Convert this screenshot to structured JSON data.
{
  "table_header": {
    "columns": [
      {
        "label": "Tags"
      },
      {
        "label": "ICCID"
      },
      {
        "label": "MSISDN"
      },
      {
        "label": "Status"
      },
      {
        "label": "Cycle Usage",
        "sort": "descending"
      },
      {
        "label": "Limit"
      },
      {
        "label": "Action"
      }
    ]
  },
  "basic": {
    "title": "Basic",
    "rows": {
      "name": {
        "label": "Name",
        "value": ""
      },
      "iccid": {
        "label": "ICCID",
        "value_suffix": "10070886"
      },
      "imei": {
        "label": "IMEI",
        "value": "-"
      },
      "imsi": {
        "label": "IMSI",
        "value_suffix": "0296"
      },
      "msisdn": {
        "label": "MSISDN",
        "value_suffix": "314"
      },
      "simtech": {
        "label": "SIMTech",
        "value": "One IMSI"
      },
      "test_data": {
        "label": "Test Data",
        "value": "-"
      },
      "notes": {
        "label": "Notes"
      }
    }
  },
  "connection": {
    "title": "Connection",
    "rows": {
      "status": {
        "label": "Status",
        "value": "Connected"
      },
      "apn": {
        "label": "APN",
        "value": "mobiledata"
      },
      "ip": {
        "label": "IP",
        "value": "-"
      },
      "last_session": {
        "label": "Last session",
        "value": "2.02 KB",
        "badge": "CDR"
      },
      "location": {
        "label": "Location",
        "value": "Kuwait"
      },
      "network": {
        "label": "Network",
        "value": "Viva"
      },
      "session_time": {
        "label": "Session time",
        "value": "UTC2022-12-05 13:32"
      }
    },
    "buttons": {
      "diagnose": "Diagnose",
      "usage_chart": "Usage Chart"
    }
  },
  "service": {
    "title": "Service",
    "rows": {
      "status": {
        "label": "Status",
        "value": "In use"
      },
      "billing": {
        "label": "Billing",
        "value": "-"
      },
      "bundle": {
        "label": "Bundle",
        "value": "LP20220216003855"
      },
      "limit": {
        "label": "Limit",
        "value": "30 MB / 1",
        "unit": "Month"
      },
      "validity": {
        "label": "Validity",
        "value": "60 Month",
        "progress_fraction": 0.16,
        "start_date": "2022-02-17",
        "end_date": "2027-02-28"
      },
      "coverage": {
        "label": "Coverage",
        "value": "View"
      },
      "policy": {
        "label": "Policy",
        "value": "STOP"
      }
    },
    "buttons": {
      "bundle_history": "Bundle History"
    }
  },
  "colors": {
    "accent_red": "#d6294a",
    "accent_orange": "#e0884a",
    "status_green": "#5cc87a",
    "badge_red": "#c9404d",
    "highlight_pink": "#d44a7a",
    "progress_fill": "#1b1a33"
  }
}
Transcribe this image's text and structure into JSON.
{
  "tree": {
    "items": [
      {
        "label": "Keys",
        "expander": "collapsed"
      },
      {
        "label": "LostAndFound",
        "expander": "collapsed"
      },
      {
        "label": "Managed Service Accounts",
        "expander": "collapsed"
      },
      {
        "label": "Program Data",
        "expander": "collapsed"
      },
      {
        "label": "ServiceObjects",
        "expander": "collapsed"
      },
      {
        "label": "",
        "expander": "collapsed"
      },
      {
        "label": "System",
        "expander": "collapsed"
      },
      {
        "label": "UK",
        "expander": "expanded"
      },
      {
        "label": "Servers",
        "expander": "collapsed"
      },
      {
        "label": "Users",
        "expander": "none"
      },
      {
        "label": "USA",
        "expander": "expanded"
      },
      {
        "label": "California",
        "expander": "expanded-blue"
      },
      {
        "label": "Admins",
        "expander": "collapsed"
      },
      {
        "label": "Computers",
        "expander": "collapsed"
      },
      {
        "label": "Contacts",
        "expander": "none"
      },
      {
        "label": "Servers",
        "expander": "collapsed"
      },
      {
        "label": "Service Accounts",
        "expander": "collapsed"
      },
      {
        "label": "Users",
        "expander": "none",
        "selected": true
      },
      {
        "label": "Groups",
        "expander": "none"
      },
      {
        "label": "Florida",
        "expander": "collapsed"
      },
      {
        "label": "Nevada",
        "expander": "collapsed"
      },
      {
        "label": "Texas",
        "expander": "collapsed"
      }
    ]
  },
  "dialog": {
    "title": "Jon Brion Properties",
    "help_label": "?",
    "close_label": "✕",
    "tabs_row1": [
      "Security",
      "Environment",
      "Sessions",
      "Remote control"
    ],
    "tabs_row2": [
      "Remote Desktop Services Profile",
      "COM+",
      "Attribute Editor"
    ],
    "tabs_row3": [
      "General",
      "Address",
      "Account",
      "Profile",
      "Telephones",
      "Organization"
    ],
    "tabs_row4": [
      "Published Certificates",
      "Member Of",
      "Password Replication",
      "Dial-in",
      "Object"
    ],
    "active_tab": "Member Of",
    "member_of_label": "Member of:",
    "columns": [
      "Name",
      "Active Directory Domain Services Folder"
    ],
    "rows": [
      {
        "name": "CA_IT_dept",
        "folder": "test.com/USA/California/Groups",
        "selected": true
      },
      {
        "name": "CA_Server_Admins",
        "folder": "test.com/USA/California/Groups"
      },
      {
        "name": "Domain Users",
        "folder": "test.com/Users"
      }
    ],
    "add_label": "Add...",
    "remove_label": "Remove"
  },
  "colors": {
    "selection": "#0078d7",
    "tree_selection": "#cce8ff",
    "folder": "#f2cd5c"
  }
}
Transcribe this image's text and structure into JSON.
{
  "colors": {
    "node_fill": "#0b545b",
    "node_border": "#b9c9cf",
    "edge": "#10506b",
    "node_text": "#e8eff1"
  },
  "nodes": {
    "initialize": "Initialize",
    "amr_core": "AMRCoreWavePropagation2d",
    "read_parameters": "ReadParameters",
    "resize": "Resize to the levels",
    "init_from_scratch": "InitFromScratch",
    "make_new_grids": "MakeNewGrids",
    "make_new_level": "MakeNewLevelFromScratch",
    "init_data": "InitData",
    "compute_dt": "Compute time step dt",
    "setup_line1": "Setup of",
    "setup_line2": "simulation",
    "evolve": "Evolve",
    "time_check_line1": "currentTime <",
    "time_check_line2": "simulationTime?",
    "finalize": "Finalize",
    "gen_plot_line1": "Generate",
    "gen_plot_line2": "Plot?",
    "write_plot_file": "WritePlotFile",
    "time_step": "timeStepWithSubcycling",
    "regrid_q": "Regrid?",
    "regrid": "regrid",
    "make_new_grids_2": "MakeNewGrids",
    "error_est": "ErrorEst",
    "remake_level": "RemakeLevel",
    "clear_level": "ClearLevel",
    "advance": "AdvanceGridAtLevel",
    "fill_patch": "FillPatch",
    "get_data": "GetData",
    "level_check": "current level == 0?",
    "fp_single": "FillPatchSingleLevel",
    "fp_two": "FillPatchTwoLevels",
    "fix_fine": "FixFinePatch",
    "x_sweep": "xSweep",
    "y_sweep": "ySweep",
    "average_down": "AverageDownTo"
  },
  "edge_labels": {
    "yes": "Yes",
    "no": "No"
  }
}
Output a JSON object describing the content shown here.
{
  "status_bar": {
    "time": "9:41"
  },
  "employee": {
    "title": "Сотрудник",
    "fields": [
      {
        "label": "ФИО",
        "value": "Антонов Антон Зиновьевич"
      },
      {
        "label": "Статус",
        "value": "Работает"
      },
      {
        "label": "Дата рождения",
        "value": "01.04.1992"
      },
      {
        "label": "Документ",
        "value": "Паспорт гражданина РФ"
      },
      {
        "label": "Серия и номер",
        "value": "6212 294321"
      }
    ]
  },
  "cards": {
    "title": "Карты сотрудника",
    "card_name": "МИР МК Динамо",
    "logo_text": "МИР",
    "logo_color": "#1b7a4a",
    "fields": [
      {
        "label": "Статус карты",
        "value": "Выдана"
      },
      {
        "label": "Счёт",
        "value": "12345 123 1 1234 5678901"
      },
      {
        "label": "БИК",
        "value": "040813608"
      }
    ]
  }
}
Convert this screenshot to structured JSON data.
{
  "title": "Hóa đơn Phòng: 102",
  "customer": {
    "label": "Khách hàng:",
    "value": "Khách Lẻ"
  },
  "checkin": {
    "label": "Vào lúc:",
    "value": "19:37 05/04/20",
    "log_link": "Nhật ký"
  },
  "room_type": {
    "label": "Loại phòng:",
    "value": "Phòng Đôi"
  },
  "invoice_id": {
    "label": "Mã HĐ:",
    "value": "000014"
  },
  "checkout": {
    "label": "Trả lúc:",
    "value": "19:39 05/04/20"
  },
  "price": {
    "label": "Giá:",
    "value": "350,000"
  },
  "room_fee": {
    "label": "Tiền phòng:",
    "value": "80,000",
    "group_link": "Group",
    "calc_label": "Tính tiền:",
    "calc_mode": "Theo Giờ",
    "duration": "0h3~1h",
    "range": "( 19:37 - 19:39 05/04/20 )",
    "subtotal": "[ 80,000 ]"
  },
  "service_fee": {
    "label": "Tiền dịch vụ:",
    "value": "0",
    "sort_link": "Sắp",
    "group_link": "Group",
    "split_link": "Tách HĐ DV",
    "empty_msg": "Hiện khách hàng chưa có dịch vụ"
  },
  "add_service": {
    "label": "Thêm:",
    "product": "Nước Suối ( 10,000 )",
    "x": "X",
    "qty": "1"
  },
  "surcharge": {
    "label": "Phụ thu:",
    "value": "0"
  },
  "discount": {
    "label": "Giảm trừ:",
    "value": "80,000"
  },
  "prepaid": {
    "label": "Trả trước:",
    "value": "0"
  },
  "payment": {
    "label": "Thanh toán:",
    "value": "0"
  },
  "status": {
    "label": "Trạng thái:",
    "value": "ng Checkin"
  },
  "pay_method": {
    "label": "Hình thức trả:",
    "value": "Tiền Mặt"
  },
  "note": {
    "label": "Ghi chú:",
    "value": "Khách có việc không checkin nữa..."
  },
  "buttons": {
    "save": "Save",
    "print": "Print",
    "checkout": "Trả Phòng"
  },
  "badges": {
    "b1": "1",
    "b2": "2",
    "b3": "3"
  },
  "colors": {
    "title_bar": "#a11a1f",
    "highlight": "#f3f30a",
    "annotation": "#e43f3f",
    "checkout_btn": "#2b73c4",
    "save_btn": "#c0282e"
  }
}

####################

:: Task prompt ::
Show every line from the listing above in which the string "California" appears.

:: Result for this task ::
        "label": "California",
        "folder": "test.com/USA/California/Groups",
        "folder": "test.com/USA/California/Groups"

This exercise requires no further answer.